Extract every line from the records below that contains the word "phút".

** start **

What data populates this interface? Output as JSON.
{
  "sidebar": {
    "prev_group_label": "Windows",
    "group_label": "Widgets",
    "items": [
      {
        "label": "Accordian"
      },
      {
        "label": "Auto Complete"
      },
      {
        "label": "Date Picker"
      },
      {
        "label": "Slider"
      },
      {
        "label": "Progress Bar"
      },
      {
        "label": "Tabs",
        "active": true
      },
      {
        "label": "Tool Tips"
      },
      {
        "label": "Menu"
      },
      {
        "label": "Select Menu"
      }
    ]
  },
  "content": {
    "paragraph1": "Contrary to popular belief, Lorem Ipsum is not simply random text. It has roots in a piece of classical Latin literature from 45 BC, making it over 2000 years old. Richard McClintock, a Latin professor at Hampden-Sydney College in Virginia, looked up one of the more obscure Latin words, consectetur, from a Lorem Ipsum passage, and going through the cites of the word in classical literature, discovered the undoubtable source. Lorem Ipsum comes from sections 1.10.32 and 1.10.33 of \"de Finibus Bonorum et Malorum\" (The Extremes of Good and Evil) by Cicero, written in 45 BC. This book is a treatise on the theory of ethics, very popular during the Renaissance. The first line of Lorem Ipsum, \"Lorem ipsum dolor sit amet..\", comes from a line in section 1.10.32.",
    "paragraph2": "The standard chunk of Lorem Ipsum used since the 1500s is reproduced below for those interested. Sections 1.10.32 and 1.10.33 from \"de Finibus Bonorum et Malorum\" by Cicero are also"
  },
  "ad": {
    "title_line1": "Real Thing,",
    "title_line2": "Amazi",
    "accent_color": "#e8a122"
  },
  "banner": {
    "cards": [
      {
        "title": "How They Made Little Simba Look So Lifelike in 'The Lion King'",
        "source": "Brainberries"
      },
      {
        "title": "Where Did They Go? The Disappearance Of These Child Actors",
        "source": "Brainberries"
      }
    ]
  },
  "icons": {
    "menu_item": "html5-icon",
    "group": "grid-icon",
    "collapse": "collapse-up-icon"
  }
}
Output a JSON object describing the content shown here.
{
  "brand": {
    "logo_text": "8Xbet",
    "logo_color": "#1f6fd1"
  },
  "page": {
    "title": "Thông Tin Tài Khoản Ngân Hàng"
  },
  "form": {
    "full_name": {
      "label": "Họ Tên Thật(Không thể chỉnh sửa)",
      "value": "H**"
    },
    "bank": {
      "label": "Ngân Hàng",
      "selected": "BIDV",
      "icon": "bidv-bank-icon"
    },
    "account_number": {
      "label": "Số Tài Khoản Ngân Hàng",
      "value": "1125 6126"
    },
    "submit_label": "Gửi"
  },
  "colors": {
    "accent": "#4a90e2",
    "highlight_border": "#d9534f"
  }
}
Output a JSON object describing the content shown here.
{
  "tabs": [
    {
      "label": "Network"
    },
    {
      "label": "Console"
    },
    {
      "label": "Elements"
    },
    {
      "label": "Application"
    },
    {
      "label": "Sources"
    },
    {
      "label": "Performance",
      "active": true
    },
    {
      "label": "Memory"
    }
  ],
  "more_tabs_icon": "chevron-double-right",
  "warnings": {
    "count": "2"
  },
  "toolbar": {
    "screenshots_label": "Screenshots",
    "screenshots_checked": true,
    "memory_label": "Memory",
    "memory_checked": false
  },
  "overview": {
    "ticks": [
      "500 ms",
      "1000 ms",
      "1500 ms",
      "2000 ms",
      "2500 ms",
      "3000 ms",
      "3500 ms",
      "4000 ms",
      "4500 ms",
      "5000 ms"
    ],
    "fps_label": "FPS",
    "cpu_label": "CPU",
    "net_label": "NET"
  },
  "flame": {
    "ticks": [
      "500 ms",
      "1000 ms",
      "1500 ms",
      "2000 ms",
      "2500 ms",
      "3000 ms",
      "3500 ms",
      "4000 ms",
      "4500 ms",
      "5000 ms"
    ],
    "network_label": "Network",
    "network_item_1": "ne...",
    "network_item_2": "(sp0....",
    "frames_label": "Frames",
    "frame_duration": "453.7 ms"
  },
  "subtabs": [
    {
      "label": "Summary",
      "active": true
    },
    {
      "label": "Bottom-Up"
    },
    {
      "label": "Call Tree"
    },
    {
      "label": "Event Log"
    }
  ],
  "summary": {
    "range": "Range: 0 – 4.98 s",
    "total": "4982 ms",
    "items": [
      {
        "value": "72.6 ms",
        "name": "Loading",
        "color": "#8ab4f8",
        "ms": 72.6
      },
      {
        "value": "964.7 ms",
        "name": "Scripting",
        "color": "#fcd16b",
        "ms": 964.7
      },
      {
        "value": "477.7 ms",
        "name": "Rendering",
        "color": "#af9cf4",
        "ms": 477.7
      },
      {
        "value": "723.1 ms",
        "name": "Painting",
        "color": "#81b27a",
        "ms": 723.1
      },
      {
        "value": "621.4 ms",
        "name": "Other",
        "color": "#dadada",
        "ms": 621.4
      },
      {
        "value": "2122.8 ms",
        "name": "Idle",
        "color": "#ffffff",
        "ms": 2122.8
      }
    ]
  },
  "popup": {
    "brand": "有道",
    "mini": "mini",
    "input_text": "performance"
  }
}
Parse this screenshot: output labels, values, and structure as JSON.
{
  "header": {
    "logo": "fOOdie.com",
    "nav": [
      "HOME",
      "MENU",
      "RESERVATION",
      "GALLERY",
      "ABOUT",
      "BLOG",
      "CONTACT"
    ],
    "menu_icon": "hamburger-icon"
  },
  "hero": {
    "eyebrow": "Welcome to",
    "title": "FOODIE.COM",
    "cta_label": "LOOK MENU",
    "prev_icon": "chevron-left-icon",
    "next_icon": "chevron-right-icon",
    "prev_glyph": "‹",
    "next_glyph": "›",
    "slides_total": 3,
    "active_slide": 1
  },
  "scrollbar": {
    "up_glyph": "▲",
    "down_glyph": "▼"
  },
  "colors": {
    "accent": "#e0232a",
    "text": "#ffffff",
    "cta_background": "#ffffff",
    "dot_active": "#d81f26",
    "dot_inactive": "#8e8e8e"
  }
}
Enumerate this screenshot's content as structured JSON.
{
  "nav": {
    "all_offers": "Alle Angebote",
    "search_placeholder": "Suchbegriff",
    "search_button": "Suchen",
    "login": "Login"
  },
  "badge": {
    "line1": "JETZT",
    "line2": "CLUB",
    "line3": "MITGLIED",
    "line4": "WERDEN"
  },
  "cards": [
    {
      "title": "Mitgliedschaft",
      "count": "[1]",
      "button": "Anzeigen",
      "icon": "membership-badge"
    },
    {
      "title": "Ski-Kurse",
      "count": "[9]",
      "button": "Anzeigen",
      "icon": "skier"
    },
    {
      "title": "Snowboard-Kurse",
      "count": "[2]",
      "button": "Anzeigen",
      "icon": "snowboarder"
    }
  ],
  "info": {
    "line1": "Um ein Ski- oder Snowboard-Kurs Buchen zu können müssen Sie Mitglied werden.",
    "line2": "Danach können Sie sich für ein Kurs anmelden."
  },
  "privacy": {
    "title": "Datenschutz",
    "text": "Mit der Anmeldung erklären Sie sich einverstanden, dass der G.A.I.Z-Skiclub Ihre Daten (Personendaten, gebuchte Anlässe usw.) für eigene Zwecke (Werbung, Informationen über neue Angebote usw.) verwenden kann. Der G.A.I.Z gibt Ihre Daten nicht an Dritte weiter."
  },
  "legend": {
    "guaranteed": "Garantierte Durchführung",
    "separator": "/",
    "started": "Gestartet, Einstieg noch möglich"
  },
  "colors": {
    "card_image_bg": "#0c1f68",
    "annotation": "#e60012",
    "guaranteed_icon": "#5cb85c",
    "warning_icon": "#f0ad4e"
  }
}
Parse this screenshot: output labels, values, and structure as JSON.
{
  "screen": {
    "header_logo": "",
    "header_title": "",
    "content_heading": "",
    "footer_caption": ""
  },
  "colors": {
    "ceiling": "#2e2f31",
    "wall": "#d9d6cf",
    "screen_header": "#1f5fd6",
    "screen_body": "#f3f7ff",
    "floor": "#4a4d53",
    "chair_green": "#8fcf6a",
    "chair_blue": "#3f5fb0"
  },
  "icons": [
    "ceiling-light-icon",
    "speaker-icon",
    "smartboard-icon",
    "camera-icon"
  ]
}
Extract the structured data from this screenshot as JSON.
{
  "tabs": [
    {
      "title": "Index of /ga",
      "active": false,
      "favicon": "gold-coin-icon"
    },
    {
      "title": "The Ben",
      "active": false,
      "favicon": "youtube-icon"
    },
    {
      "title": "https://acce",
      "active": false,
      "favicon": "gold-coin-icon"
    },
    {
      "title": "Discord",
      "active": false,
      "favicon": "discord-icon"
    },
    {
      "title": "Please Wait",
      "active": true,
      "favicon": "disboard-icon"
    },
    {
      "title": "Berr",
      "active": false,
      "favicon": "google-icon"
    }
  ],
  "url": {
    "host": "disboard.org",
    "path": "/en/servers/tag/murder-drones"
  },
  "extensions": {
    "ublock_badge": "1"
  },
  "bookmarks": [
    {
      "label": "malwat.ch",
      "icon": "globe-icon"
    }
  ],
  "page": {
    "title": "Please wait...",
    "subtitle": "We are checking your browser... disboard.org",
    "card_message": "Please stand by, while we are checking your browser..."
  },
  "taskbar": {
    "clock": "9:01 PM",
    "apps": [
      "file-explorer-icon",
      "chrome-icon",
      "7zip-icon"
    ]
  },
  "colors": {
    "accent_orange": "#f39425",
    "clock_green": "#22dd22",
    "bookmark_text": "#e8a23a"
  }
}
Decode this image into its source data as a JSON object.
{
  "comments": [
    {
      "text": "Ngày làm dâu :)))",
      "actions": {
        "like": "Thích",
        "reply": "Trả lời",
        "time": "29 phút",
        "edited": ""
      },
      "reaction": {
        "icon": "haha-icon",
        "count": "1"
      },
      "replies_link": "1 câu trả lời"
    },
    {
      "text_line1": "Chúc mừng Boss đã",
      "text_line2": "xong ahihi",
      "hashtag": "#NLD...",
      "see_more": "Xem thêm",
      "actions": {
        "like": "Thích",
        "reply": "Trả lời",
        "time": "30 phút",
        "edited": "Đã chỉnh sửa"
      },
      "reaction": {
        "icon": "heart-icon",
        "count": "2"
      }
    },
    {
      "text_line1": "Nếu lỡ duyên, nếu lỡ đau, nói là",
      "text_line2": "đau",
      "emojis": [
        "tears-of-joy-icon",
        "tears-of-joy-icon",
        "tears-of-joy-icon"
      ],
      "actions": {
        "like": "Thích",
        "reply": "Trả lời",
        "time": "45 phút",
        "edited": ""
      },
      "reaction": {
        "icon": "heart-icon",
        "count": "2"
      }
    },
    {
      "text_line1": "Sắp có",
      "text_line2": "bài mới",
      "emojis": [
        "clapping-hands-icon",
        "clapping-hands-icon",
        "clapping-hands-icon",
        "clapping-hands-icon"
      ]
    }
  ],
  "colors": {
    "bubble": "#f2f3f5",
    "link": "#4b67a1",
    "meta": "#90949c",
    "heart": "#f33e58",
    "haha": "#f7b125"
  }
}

** end **

Response to this exercise:
        "time": "29 phút",
        "time": "30 phút",
        "time": "45 phút",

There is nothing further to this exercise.